INFORMATION SUPPLIED:
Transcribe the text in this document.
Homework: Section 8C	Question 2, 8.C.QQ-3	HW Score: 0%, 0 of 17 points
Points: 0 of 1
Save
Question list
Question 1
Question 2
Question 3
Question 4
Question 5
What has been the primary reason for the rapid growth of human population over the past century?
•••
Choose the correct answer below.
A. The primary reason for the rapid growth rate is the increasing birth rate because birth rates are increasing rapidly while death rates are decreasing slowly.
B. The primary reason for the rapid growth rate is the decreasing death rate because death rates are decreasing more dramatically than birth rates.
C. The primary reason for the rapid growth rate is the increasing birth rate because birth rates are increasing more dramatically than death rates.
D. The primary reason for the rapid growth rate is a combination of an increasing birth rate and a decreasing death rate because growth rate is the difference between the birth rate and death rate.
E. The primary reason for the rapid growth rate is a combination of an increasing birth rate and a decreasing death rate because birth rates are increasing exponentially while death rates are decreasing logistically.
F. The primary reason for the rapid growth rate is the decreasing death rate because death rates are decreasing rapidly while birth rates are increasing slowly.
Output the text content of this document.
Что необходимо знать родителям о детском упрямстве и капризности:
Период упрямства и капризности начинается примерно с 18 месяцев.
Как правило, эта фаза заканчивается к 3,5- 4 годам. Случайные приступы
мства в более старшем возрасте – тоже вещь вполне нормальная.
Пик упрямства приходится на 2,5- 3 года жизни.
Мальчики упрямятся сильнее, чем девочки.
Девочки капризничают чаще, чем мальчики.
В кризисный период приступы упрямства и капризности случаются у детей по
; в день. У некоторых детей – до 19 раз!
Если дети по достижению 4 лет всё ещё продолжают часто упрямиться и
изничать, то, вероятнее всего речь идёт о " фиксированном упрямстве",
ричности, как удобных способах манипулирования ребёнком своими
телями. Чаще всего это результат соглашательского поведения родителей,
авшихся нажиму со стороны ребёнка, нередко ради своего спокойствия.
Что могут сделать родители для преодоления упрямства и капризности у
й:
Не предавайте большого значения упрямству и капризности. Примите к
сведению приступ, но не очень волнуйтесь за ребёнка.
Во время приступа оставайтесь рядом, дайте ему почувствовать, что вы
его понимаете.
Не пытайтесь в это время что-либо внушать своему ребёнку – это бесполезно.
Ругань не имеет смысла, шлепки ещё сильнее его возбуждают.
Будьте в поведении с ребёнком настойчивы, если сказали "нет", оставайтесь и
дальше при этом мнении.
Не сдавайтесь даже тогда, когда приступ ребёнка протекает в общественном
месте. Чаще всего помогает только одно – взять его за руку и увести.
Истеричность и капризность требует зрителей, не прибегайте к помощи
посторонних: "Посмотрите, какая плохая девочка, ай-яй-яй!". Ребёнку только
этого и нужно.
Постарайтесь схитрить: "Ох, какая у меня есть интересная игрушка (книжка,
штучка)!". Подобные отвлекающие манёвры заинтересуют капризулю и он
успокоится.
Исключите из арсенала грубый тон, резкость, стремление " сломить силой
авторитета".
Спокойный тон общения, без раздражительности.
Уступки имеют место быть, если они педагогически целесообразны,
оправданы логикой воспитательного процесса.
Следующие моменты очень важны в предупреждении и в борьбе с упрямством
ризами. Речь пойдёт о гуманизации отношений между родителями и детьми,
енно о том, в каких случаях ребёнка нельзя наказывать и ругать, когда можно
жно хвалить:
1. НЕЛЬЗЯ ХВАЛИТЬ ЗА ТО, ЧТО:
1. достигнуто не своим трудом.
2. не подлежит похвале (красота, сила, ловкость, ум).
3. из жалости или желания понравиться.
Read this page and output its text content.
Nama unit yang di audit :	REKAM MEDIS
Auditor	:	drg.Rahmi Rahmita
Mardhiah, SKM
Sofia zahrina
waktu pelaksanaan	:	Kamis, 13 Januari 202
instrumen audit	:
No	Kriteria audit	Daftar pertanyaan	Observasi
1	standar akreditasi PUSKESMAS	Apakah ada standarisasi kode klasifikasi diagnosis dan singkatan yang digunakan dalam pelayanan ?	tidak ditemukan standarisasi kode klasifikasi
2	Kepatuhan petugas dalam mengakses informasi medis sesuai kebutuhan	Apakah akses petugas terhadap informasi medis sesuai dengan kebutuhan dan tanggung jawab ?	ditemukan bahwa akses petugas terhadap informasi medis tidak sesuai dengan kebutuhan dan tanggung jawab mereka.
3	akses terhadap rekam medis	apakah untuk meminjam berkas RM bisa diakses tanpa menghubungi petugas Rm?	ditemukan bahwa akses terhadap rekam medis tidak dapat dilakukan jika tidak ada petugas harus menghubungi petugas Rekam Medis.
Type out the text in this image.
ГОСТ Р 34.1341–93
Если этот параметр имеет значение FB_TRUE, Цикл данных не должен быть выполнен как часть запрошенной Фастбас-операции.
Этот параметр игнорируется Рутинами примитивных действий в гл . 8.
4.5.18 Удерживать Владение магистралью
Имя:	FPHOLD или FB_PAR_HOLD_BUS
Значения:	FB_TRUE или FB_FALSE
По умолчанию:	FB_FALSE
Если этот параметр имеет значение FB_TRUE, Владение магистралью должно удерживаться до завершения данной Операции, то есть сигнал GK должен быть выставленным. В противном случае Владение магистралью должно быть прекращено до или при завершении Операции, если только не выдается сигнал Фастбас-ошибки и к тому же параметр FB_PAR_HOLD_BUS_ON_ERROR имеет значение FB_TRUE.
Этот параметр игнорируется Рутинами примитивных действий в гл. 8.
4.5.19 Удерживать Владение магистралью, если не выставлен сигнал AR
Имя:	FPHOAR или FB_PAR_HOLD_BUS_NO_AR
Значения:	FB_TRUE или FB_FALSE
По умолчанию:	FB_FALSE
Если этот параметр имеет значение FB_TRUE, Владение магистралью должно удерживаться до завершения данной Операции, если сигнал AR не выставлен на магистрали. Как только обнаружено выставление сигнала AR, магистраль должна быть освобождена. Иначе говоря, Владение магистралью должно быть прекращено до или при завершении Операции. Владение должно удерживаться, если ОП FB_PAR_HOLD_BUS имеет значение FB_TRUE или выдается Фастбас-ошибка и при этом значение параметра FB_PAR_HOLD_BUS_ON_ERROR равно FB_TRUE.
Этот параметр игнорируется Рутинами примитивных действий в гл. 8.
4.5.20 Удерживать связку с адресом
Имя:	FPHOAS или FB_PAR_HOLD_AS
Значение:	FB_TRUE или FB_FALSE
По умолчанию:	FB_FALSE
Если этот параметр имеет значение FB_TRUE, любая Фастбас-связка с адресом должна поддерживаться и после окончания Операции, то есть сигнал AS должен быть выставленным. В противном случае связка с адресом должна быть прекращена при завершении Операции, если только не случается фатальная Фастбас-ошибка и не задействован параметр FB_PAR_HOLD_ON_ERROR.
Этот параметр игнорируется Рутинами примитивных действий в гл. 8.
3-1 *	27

GOAL:
Please set down all the data word for word.

SOLUTION TO THIS PROBLEM:
Transcribe the text in this document.
Homework: Section 8C	Question 2, 8.C.QQ-3	HW Score: 0%, 0 of 17 points
Points: 0 of 1
Save
Question list
Question 1
Question 2
Question 3
Question 4
Question 5
What has been the primary reason for the rapid growth of human population over the past century?
•••
Choose the correct answer below.
A. The primary reason for the rapid growth rate is the increasing birth rate because birth rates are increasing rapidly while death rates are decreasing slowly.
B. The primary reason for the rapid growth rate is the decreasing death rate because death rates are decreasing more dramatically than birth rates.
C. The primary reason for the rapid growth rate is the increasing birth rate because birth rates are increasing more dramatically than death rates.
D. The primary reason for the rapid growth rate is a combination of an increasing birth rate and a decreasing death rate because growth rate is the difference between the birth rate and death rate.
E. The primary reason for the rapid growth rate is a combination of an increasing birth rate and a decreasing death rate because birth rates are increasing exponentially while death rates are decreasing logistically.
F. The primary reason for the rapid growth rate is the decreasing death rate because death rates are decreasing rapidly while birth rates are increasing slowly.
Output the text content of this document.
Что необходимо знать родителям о детском упрямстве и капризности:
Период упрямства и капризности начинается примерно с 18 месяцев.
Как правило, эта фаза заканчивается к 3,5- 4 годам. Случайные приступы
мства в более старшем возрасте – тоже вещь вполне нормальная.
Пик упрямства приходится на 2,5- 3 года жизни.
Мальчики упрямятся сильнее, чем девочки.
Девочки капризничают чаще, чем мальчики.
В кризисный период приступы упрямства и капризности случаются у детей по
; в день. У некоторых детей – до 19 раз!
Если дети по достижению 4 лет всё ещё продолжают часто упрямиться и
изничать, то, вероятнее всего речь идёт о " фиксированном упрямстве",
ричности, как удобных способах манипулирования ребёнком своими
телями. Чаще всего это результат соглашательского поведения родителей,
авшихся нажиму со стороны ребёнка, нередко ради своего спокойствия.
Что могут сделать родители для преодоления упрямства и капризности у
й:
Не предавайте большого значения упрямству и капризности. Примите к
сведению приступ, но не очень волнуйтесь за ребёнка.
Во время приступа оставайтесь рядом, дайте ему почувствовать, что вы
его понимаете.
Не пытайтесь в это время что-либо внушать своему ребёнку – это бесполезно.
Ругань не имеет смысла, шлепки ещё сильнее его возбуждают.
Будьте в поведении с ребёнком настойчивы, если сказали "нет", оставайтесь и
дальше при этом мнении.
Не сдавайтесь даже тогда, когда приступ ребёнка протекает в общественном
месте. Чаще всего помогает только одно – взять его за руку и увести.
Истеричность и капризность требует зрителей, не прибегайте к помощи
посторонних: "Посмотрите, какая плохая девочка, ай-яй-яй!". Ребёнку только
этого и нужно.
Постарайтесь схитрить: "Ох, какая у меня есть интересная игрушка (книжка,
штучка)!". Подобные отвлекающие манёвры заинтересуют капризулю и он
успокоится.
Исключите из арсенала грубый тон, резкость, стремление " сломить силой
авторитета".
Спокойный тон общения, без раздражительности.
Уступки имеют место быть, если они педагогически целесообразны,
оправданы логикой воспитательного процесса.
Следующие моменты очень важны в предупреждении и в борьбе с упрямством
ризами. Речь пойдёт о гуманизации отношений между родителями и детьми,
енно о том, в каких случаях ребёнка нельзя наказывать и ругать, когда можно
жно хвалить:
1. НЕЛЬЗЯ ХВАЛИТЬ ЗА ТО, ЧТО:
1. достигнуто не своим трудом.
2. не подлежит похвале (красота, сила, ловкость, ум).
3. из жалости или желания понравиться.
Read this page and output its text content.
Nama unit yang di audit :	REKAM MEDIS
Auditor	:	drg.Rahmi Rahmita
Mardhiah, SKM
Sofia zahrina
waktu pelaksanaan	:	Kamis, 13 Januari 202
instrumen audit	:
No	Kriteria audit	Daftar pertanyaan	Observasi
1	standar akreditasi PUSKESMAS	Apakah ada standarisasi kode klasifikasi diagnosis dan singkatan yang digunakan dalam pelayanan ?	tidak ditemukan standarisasi kode klasifikasi
2	Kepatuhan petugas dalam mengakses informasi medis sesuai kebutuhan	Apakah akses petugas terhadap informasi medis sesuai dengan kebutuhan dan tanggung jawab ?	ditemukan bahwa akses petugas terhadap informasi medis tidak sesuai dengan kebutuhan dan tanggung jawab mereka.
3	akses terhadap rekam medis	apakah untuk meminjam berkas RM bisa diakses tanpa menghubungi petugas Rm?	ditemukan bahwa akses terhadap rekam medis tidak dapat dilakukan jika tidak ada petugas harus menghubungi petugas Rekam Medis.
Type out the text in this image.
ГОСТ Р 34.1341–93
Если этот параметр имеет значение FB_TRUE, Цикл данных не должен быть выполнен как часть запрошенной Фастбас-операции.
Этот параметр игнорируется Рутинами примитивных действий в гл . 8.
4.5.18 Удерживать Владение магистралью
Имя:	FPHOLD или FB_PAR_HOLD_BUS
Значения:	FB_TRUE или FB_FALSE
По умолчанию:	FB_FALSE
Если этот параметр имеет значение FB_TRUE, Владение магистралью должно удерживаться до завершения данной Операции, то есть сигнал GK должен быть выставленным. В противном случае Владение магистралью должно быть прекращено до или при завершении Операции, если только не выдается сигнал Фастбас-ошибки и к тому же параметр FB_PAR_HOLD_BUS_ON_ERROR имеет значение FB_TRUE.
Этот параметр игнорируется Рутинами примитивных действий в гл. 8.
4.5.19 Удерживать Владение магистралью, если не выставлен сигнал AR
Имя:	FPHOAR или FB_PAR_HOLD_BUS_NO_AR
Значения:	FB_TRUE или FB_FALSE
По умолчанию:	FB_FALSE
Если этот параметр имеет значение FB_TRUE, Владение магистралью должно удерживаться до завершения данной Операции, если сигнал AR не выставлен на магистрали. Как только обнаружено выставление сигнала AR, магистраль должна быть освобождена. Иначе говоря, Владение магистралью должно быть прекращено до или при завершении Операции. Владение должно удерживаться, если ОП FB_PAR_HOLD_BUS имеет значение FB_TRUE или выдается Фастбас-ошибка и при этом значение параметра FB_PAR_HOLD_BUS_ON_ERROR равно FB_TRUE.
Этот параметр игнорируется Рутинами примитивных действий в гл. 8.
4.5.20 Удерживать связку с адресом
Имя:	FPHOAS или FB_PAR_HOLD_AS
Значение:	FB_TRUE или FB_FALSE
По умолчанию:	FB_FALSE
Если этот параметр имеет значение FB_TRUE, любая Фастбас-связка с адресом должна поддерживаться и после окончания Операции, то есть сигнал AS должен быть выставленным. В противном случае связка с адресом должна быть прекращена при завершении Операции, если только не случается фатальная Фастбас-ошибка и не задействован параметр FB_PAR_HOLD_ON_ERROR.
Этот параметр игнорируется Рутинами примитивных действий в гл. 8.
3-1 *	27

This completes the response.